**JOB:** Please reproduce the passage on critique-guided distillation below, word for word, between "Background: The mainstream" and "damaging general capabilities.", inclusive.

**PASSAGE GIVEN:**
>>>

Critique-Guided Distillation for Robust Reasoning via Refinement¶

Conference: ICML 2026
arXiv: 2505.11628
Code: No public repository link provided
Area: Model Compression / Knowledge Distillation
Keywords: Knowledge Distillation, Mathematical Reasoning, Critique, Self-Correction, Supervised Fine-Tuning

TL;DR¶

Enable the student to consume rather than generate the teacher's critique during training—predict the teacher's refined answer conditioned on (prompt, student draft, teacher critique). At inference, a single prompt pass generates longer and more accurate reasoning chains without compromising instruction-following capabilities, unlike CFT.

Background & Motivation¶

Background: The mainstream recipe for distilling strong reasoning capabilities from a large teacher model to a small student model is SFT/Distilled-SFT—directly imitating the teacher's gold answer or CoT on the same prompt. A few works (CFT, Self-Refine, Reflexion) attempt to introduce "critique" signals to teach the model to self-correct.

Limitations of Prior Work: (i) Pure SFT involves "learning conclusions without the underlying logic," leading to collapse on OOD and difficult problems; (ii) Methods like Self-Refine/Reflexion run critiques multiple times during inference, doubling computational costs; (iii) Critique Fine-Tuning (CFT, Wang 2025) moves critique generation to training, forcing the student to "generate critiques"—resulting in severe output-format drift: LLaMA3.1-8B's IFEval score plummeted from 76.9% to 55.6%, significantly damaging general capabilities.

Key Challenge: While critiques help a model understand "what went wrong and why," training a student to output critiques and training a student to refine answers based on critiques are two different tasks. The former modifies the student's output distribution and format, while the latter treats critiques merely as additional training conditions. Conflating these leads to CFT's "gain in math, loss in IFEval" trade-off.

Goal: Retain all benefits of critique and eliminate side effects of critique generation, while maintaining single-pass inference and unchanged model architecture.

Key Insight: Critiques serve only as a "semantic scaffold" during training—they inform the student of errors in the current answer, but the student's learning target remains singular: correcting those errors. During inference, neither the critique nor the student's draft is provided; the model "internalizes" error-aware reasoning.

<<<

**DATASET EXCERPT:**
>>>

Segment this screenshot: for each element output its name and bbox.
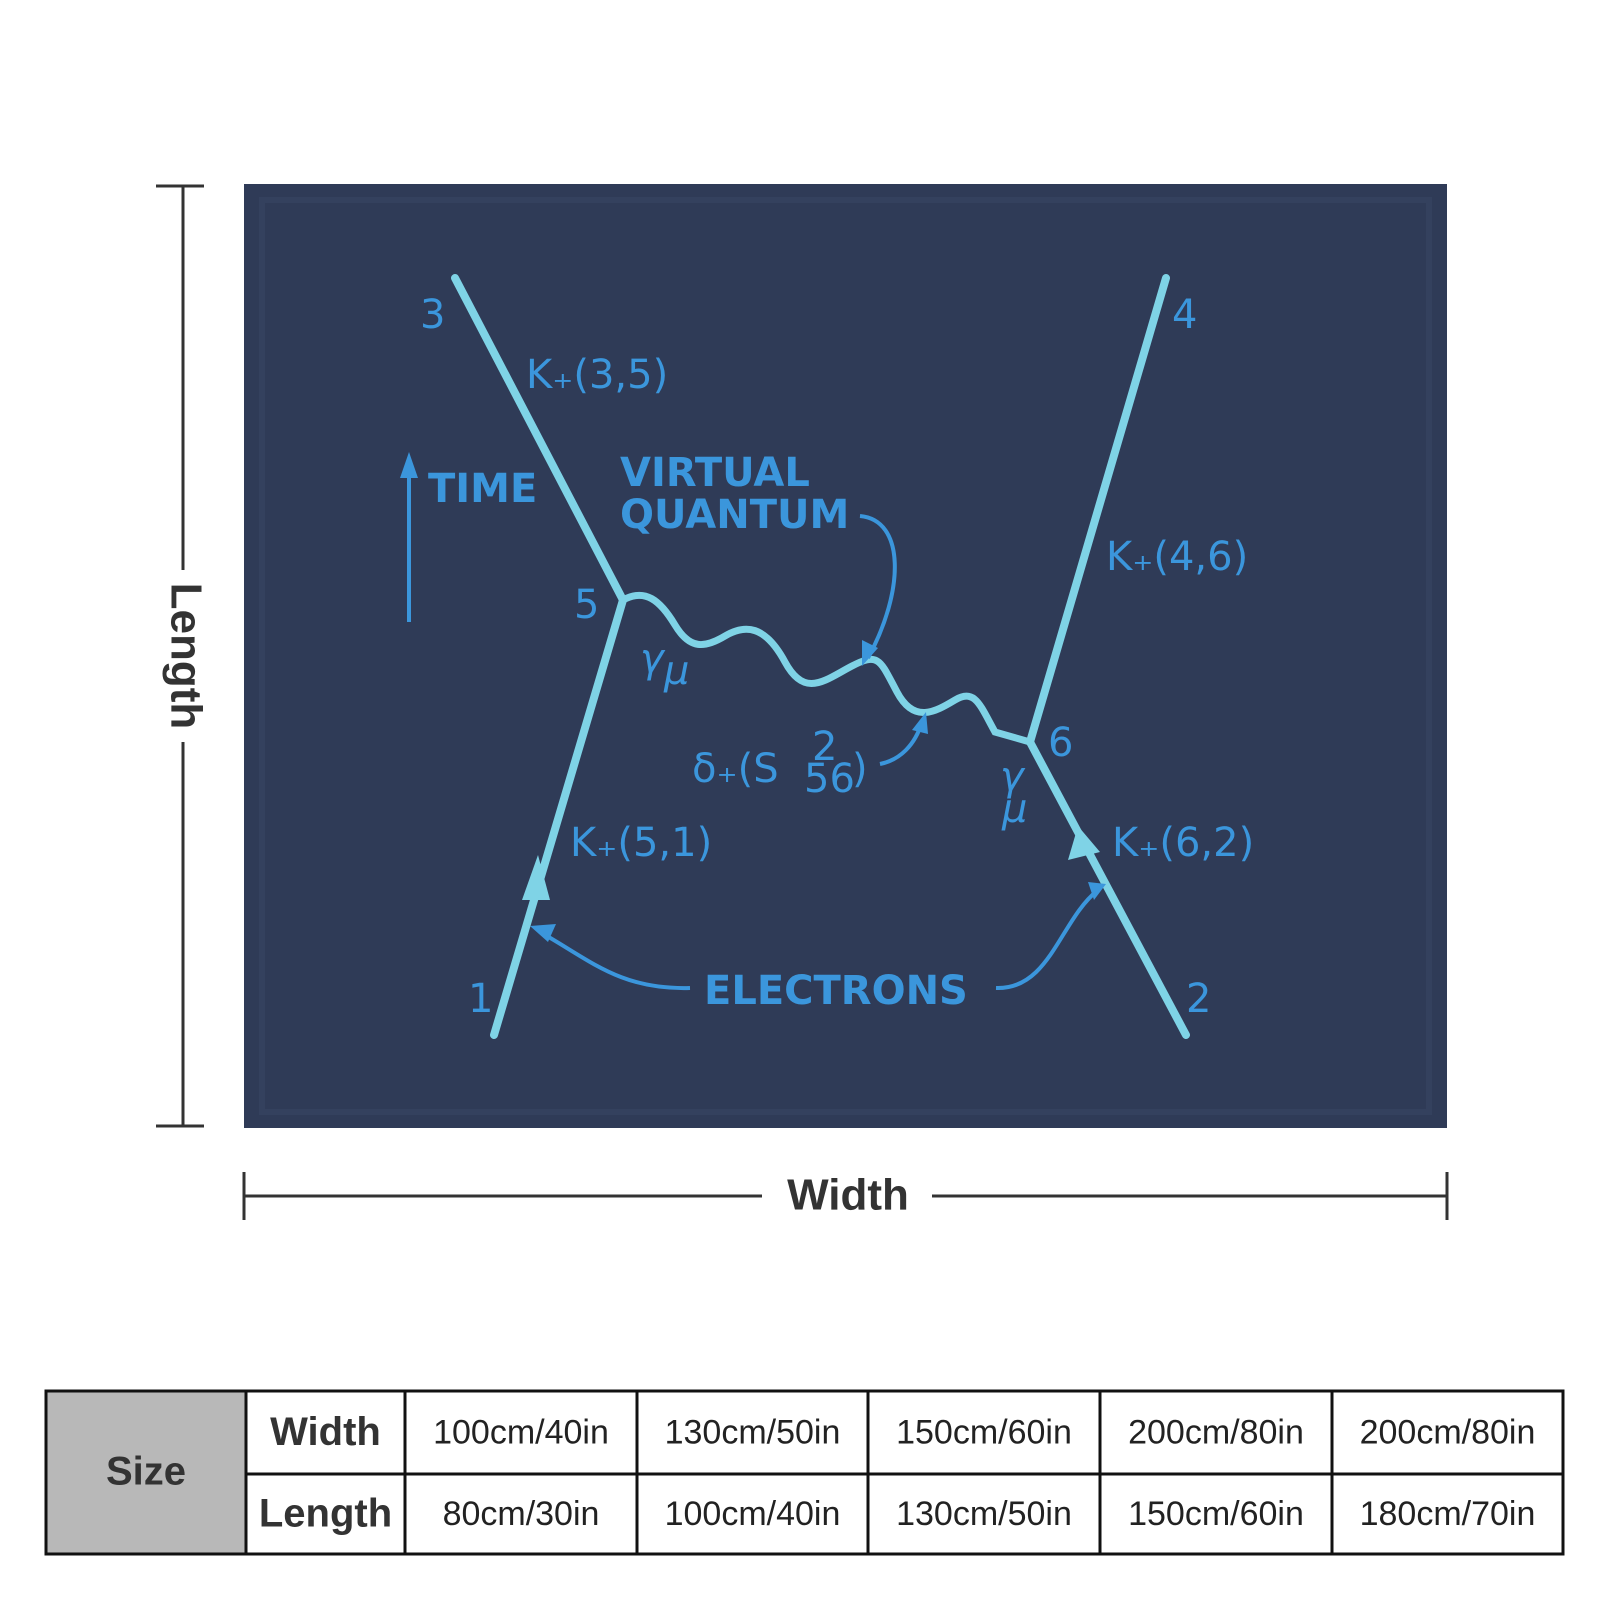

<<<

**RESPONSE TO THIS EXERCISE:**
Background: The mainstream recipe for distilling strong reasoning capabilities from a large teacher model to a small student model is SFT/Distilled-SFT—directly imitating the teacher's gold answer or CoT on the same prompt. A few works (CFT, Self-Refine, Reflexion) attempt to introduce "critique" signals to teach the model to self-correct.

Limitations of Prior Work: (i) Pure SFT involves "learning conclusions without the underlying logic," leading to collapse on OOD and difficult problems; (ii) Methods like Self-Refine/Reflexion run critiques multiple times during inference, doubling computational costs; (iii) Critique Fine-Tuning (CFT, Wang 2025) moves critique generation to training, forcing the student to "generate critiques"—resulting in severe output-format drift: LLaMA3.1-8B's IFEval score plummeted from 76.9% to 55.6%, significantly damaging general capabilities.